> **What the task requires**: Go through the material below and report how many lines contain "distribusi". Give only the number.

::: Data lines :::

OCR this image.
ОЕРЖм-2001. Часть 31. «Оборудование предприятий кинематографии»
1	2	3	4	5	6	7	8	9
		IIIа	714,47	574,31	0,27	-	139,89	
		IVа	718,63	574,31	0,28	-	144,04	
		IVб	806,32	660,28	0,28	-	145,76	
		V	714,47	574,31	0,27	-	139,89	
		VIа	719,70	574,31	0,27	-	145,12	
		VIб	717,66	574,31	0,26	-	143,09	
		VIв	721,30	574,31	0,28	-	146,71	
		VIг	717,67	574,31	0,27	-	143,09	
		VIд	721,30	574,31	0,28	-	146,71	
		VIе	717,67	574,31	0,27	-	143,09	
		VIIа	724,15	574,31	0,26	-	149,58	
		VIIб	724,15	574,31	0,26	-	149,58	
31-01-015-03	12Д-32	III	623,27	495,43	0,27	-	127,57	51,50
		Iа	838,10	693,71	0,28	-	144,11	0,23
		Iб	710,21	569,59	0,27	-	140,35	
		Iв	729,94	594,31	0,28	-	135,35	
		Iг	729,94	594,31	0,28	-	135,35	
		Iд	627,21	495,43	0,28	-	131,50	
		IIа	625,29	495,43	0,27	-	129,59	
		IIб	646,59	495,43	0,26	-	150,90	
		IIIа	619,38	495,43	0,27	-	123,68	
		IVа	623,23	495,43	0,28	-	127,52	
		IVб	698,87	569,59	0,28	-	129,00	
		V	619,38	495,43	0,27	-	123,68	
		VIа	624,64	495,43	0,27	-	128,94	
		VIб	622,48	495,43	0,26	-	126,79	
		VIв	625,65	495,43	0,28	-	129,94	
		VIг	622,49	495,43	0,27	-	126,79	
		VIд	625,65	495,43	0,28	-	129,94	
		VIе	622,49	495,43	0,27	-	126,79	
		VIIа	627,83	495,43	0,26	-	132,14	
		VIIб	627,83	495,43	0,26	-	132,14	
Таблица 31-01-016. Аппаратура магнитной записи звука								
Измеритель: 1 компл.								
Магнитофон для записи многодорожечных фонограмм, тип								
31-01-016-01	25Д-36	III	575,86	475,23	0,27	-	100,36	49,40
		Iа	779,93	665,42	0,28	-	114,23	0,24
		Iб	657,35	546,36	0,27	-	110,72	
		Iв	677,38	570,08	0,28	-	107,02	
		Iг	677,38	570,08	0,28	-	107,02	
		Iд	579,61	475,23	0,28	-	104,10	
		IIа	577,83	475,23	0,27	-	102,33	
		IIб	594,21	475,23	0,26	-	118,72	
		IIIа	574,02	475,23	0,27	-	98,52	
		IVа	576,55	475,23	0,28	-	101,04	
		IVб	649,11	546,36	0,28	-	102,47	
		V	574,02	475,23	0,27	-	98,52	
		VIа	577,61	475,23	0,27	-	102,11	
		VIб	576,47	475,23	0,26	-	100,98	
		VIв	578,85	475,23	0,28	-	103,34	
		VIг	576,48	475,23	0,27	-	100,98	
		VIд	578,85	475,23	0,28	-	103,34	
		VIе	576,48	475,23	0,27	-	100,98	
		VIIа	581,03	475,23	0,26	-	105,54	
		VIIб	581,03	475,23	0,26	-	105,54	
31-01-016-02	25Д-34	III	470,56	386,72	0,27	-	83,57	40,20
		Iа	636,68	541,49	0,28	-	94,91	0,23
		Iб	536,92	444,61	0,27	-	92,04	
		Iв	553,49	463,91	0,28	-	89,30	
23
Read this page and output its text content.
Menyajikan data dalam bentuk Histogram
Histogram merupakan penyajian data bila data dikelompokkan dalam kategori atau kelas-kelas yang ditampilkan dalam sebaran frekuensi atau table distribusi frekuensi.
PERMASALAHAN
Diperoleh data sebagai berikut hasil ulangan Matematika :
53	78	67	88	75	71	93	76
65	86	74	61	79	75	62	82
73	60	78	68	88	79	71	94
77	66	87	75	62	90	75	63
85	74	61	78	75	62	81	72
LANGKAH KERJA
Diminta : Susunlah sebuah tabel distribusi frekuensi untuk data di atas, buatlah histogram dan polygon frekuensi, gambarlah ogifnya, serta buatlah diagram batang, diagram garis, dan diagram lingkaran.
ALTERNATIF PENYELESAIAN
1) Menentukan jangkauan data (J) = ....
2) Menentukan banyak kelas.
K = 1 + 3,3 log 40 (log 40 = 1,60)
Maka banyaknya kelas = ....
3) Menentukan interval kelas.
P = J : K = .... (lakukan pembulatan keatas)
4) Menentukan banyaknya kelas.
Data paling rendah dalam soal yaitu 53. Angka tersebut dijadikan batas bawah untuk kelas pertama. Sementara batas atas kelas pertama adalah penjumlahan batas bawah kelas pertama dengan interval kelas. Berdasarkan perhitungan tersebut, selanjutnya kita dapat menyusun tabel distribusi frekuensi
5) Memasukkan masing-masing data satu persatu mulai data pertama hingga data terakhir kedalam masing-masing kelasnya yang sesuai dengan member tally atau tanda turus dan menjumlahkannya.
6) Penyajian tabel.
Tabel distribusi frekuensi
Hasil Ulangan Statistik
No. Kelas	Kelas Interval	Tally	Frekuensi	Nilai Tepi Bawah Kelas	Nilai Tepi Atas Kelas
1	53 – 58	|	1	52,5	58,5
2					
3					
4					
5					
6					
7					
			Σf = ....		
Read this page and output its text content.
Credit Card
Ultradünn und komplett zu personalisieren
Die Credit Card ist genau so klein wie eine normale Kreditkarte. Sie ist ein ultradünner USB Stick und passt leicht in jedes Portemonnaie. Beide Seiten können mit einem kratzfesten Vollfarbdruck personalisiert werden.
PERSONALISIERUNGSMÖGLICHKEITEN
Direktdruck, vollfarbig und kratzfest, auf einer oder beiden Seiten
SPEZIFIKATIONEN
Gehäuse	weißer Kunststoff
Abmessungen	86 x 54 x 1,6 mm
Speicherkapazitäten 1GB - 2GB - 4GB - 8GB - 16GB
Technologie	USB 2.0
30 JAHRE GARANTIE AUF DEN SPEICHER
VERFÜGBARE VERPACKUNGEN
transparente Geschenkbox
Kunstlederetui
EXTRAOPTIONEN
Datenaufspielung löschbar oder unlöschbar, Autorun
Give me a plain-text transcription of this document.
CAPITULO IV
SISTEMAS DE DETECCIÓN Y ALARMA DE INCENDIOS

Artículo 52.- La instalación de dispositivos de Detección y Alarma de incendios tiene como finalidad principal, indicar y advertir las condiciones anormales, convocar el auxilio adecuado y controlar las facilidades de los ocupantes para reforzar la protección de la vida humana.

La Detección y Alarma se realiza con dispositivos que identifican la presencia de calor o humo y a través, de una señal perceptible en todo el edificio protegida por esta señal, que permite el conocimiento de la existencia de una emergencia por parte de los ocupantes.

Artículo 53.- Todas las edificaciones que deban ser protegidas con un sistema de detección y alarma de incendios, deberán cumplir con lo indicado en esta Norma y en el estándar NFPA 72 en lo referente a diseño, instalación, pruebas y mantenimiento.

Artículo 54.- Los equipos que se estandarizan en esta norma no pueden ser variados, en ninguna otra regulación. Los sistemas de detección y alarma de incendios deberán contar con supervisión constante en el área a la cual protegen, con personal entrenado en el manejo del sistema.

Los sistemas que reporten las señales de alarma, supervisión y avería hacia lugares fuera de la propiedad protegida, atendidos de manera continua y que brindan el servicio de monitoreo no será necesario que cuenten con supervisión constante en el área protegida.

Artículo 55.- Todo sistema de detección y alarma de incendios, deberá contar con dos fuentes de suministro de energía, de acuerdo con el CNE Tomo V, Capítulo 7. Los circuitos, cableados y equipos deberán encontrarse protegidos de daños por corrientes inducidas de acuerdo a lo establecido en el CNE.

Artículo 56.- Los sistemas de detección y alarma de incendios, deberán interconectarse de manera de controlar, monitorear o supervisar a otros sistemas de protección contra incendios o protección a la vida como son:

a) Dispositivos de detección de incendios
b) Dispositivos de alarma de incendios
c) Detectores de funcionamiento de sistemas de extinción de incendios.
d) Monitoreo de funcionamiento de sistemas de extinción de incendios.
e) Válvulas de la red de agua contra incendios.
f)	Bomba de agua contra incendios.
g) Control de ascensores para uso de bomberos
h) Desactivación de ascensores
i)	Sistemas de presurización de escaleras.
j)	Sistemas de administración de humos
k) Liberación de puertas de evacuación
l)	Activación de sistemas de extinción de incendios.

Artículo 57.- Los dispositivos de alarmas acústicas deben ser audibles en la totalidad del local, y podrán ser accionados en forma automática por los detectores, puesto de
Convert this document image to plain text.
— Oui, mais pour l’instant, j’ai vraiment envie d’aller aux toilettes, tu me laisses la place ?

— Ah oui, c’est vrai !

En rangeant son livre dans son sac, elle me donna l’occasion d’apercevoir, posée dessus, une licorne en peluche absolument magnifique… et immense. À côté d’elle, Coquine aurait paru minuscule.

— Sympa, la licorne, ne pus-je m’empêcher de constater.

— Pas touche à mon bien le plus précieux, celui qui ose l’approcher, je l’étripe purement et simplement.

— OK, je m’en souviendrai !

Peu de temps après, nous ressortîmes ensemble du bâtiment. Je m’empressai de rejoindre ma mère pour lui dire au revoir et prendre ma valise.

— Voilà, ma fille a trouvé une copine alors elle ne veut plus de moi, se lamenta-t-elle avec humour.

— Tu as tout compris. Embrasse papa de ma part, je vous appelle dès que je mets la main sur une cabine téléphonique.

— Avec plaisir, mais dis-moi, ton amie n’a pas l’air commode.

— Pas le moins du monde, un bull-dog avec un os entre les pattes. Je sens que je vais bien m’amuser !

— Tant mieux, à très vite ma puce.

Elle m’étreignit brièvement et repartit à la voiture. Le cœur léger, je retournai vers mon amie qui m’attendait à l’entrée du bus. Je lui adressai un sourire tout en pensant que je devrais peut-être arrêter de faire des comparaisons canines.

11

:::

> **The result**: 4